Dataset records
+--
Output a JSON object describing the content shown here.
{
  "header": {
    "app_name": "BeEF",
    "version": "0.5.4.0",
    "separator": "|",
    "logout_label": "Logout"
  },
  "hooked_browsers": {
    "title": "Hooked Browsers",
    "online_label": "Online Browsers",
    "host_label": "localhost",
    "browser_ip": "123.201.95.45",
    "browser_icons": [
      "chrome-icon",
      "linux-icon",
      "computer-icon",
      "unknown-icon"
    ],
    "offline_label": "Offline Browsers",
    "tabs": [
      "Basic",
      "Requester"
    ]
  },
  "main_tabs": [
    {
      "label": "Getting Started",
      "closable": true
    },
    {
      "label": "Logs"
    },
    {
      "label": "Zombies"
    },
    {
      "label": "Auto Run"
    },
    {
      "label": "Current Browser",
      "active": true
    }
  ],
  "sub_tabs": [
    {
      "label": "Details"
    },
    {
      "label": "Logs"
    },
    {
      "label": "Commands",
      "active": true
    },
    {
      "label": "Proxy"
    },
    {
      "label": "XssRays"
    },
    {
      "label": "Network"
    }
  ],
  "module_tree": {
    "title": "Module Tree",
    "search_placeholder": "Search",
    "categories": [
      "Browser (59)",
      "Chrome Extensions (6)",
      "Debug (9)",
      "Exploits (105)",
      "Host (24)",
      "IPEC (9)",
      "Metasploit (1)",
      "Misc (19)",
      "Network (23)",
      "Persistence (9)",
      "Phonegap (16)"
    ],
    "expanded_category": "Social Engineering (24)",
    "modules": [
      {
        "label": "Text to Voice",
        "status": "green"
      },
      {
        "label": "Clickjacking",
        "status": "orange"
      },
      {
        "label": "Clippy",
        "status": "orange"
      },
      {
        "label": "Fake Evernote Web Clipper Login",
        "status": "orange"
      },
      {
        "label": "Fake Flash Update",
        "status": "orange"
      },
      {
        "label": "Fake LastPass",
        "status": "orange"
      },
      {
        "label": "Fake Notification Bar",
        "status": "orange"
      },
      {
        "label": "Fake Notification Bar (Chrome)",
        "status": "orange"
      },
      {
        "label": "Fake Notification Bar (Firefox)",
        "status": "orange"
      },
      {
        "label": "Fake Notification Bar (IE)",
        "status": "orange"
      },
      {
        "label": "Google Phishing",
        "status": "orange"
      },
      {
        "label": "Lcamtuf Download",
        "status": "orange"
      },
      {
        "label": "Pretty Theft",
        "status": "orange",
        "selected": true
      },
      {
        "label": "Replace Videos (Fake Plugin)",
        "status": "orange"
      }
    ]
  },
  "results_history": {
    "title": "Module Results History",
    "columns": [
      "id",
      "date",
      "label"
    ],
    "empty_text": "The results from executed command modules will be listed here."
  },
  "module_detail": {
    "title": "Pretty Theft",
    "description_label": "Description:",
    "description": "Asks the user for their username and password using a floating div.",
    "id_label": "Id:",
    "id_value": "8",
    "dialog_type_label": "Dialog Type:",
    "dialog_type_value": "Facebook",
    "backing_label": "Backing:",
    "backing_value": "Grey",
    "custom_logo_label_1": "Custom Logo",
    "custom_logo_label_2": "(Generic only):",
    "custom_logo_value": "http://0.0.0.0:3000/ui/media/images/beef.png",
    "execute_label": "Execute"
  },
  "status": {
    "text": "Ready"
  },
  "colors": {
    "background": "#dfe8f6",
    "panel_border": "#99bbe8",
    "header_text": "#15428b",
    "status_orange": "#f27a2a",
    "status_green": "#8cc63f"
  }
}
+--
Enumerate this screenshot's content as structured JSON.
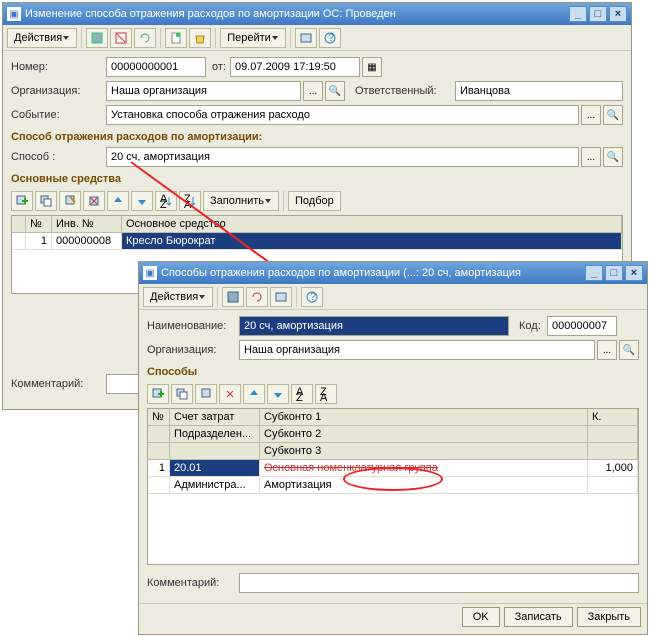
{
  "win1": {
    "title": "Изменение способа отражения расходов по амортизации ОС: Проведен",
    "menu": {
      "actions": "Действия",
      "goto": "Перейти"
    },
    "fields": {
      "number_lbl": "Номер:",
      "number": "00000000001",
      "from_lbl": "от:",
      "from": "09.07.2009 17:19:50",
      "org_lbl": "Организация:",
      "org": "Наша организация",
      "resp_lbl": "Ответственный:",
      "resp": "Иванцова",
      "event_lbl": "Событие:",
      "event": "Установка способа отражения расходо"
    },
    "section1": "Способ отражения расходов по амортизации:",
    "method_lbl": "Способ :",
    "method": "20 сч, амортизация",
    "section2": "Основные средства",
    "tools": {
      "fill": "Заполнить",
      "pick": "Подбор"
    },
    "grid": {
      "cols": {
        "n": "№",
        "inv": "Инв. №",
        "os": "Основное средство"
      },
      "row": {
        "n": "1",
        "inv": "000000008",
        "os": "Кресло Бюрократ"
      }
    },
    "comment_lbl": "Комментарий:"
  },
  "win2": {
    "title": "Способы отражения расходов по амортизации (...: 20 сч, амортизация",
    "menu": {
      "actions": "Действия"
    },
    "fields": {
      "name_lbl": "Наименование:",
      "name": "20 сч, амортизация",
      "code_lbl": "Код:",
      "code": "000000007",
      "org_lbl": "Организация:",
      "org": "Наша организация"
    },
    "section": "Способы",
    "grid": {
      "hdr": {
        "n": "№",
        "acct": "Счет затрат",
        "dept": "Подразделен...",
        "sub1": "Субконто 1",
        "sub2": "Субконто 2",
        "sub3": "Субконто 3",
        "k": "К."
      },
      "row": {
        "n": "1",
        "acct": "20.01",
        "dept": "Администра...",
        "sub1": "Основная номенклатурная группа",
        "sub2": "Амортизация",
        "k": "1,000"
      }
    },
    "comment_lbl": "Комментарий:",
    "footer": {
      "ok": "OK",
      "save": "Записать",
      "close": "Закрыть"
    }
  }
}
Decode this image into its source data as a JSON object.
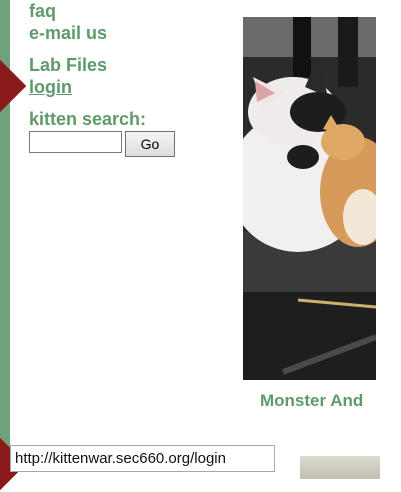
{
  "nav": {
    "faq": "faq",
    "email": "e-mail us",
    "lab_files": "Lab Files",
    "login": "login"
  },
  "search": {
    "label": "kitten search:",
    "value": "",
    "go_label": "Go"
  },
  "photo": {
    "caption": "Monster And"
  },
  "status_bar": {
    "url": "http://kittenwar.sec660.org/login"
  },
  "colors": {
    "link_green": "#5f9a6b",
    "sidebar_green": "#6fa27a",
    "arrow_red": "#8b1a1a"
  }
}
+--
WORK TO COMPLETE
Count the lines of the listing above that include the word "Субконто" and state the total with nothing else.

EXERCISE ANSWER
3